> [TASK DESCRIPTION] Return a copy of every line in the records that includes the word "Placard".

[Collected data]

============================================================

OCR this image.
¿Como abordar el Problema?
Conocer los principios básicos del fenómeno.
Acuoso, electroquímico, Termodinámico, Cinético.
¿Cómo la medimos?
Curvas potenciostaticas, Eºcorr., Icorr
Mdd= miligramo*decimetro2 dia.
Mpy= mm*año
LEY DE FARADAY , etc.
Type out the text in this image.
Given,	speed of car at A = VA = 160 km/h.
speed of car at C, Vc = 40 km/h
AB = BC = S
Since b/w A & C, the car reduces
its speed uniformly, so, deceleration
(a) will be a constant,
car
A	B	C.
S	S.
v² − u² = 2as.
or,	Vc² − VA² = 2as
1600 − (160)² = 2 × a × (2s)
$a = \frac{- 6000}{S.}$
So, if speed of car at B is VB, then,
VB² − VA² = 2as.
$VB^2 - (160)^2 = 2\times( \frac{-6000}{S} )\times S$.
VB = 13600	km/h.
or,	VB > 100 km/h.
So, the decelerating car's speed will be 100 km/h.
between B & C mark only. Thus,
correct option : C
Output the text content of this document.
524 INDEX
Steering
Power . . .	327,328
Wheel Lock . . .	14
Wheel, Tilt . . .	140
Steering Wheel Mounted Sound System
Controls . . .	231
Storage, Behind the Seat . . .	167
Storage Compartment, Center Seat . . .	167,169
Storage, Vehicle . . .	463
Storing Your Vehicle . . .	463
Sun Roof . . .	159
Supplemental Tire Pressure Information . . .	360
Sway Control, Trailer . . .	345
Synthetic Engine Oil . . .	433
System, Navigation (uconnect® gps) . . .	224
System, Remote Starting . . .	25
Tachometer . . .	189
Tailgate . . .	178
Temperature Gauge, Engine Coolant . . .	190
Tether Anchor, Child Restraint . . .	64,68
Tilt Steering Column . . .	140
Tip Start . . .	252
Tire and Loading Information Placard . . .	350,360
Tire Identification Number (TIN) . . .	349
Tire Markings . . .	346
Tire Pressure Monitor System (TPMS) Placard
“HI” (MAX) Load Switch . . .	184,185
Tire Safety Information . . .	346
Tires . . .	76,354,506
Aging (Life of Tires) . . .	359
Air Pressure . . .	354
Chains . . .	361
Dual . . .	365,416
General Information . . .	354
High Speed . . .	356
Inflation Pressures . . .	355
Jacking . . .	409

============================================================

> [COMPLETE RESPONSE]
Tire and Loading Information Placard . . .	350,360
Tire Pressure Monitor System (TPMS) Placard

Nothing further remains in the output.